→ WHAT TO WORK ON: Copy every line of the data that includes the string "مناسب".
--- SOURCE DATA ---
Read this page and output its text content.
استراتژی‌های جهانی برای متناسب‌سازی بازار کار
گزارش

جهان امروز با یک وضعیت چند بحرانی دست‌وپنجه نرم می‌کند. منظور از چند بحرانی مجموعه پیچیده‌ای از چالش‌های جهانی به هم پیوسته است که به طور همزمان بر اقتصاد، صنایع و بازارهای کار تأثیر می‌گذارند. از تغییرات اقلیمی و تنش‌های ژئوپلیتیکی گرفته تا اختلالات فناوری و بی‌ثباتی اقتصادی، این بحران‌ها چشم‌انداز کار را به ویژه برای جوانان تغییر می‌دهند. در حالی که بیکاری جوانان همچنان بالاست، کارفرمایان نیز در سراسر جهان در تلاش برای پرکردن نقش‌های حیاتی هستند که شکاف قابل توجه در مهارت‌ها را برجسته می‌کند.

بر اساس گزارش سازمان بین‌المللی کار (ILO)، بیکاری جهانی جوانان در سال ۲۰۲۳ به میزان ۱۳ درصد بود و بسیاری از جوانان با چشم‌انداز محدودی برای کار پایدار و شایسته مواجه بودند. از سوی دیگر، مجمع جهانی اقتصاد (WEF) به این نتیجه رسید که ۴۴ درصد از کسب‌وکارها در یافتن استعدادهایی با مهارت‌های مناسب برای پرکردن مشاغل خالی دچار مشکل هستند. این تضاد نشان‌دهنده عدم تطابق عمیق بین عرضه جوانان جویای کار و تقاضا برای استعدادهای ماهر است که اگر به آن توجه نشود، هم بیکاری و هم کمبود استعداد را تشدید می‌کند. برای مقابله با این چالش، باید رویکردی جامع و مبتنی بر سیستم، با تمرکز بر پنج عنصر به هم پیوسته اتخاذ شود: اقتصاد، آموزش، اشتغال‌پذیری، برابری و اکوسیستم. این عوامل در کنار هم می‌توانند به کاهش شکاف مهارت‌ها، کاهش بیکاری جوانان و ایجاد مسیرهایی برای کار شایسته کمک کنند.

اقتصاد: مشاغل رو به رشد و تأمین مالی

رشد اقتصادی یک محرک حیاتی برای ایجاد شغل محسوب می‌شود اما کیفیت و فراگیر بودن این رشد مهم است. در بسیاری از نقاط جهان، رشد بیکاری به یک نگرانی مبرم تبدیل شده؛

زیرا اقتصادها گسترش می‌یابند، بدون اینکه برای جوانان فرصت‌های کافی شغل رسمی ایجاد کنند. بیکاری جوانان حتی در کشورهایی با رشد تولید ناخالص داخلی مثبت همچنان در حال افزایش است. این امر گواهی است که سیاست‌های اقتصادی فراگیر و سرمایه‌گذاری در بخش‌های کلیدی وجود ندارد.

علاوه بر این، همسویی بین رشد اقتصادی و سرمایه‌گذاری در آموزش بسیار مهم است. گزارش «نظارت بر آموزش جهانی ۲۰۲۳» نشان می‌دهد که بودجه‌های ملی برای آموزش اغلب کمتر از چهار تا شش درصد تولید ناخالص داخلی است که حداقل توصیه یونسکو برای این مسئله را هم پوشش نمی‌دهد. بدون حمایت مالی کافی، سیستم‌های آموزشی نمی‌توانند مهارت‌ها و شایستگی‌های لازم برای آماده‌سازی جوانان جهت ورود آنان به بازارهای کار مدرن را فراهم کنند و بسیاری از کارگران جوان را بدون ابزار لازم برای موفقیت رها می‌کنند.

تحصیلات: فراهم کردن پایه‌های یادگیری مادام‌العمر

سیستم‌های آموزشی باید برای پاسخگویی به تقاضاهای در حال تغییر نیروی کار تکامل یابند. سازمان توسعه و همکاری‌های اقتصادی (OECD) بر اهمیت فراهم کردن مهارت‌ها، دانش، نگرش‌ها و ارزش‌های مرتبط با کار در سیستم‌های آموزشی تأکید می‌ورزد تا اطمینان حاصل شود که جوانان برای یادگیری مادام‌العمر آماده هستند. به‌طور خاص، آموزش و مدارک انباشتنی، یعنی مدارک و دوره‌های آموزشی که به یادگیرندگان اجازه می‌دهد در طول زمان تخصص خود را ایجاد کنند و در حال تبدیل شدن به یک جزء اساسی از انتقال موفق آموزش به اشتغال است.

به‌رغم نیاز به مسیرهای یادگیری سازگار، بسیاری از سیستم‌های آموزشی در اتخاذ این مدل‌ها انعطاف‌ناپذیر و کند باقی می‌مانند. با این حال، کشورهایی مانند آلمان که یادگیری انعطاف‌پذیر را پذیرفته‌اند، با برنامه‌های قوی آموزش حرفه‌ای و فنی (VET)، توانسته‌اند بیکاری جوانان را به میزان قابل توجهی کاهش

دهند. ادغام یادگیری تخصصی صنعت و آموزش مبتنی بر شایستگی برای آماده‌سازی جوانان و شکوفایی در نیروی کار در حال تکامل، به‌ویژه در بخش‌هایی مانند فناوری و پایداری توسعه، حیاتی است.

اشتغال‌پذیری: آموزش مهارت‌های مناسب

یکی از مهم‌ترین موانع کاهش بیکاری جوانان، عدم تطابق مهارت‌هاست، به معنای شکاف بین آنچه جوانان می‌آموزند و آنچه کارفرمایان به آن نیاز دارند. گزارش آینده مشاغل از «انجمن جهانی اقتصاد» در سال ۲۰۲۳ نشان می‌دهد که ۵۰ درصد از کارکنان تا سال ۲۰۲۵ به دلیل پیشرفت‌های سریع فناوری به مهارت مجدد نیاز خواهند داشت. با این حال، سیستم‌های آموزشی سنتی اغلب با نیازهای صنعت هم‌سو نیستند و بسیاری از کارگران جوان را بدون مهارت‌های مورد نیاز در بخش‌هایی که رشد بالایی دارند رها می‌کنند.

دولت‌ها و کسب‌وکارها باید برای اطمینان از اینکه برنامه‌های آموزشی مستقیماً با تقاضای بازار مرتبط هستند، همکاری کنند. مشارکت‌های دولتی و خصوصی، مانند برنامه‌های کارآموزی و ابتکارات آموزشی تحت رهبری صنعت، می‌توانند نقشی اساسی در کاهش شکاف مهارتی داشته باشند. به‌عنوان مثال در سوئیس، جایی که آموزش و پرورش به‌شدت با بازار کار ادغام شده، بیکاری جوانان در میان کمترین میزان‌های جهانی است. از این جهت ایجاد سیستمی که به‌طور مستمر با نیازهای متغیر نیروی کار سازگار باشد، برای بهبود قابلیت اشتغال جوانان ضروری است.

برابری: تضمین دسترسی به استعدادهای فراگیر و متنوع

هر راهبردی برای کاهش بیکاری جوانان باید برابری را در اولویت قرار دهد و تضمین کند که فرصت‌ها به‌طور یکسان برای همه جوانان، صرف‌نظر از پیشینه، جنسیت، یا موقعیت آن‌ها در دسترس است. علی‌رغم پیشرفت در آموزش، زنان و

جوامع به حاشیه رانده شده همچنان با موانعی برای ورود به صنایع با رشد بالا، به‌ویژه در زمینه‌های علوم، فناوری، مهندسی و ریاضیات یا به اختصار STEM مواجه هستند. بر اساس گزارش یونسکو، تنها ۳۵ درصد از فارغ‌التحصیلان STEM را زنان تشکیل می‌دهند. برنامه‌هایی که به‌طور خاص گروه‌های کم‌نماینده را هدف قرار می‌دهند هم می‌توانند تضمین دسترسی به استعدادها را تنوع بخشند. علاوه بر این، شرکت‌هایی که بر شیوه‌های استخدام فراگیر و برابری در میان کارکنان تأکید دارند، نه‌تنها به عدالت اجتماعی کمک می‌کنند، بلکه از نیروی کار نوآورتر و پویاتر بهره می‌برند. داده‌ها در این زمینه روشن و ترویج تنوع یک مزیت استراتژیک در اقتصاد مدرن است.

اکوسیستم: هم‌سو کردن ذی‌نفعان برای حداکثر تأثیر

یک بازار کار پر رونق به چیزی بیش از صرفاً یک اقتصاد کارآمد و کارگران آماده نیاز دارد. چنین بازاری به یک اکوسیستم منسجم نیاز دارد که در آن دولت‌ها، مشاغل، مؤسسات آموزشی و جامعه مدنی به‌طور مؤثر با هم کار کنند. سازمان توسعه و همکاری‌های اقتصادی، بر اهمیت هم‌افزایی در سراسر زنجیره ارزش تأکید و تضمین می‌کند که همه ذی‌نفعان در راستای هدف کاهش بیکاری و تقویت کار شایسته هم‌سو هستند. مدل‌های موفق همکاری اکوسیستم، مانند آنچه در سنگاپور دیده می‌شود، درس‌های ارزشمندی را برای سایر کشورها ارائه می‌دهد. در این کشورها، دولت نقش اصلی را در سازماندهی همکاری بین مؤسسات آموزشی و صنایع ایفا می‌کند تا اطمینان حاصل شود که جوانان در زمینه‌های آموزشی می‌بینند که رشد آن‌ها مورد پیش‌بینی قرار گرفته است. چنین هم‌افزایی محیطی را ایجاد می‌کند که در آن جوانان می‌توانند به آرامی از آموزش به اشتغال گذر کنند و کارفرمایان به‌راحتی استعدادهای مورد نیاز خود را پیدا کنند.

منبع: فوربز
---
→ SOLUTION TO THE PROBLEM:
بر اساس گزارش سازمان بین‌المللی کار (ILO)، بیکاری جهانی جوانان در سال ۲۰۲۳ به میزان ۱۳ درصد بود و بسیاری از جوانان با چشم‌انداز محدودی برای کار پایدار و شایسته مواجه بودند. از سوی دیگر، مجمع جهانی اقتصاد (WEF) به این نتیجه رسید که ۴۴ درصد از کسب‌وکارها در یافتن استعدادهایی با مهارت‌های مناسب برای پرکردن مشاغل خالی دچار مشکل هستند. این تضاد نشان‌دهنده عدم تطابق عمیق بین عرضه جوانان جویای کار و تقاضا برای استعدادهای ماهر است که اگر به آن توجه نشود، هم بیکاری و هم کمبود استعداد را تشدید می‌کند. برای مقابله با این چالش، باید رویکردی جامع و مبتنی بر سیستم، با تمرکز بر پنج عنصر به هم پیوسته اتخاذ شود: اقتصاد، آموزش، اشتغال‌پذیری، برابری و اکوسیستم. این عوامل در کنار هم می‌توانند به کاهش شکاف مهارت‌ها، کاهش بیکاری جوانان و ایجاد مسیرهایی برای کار شایسته کمک کنند.
اشتغال‌پذیری: آموزش مهارت‌های مناسب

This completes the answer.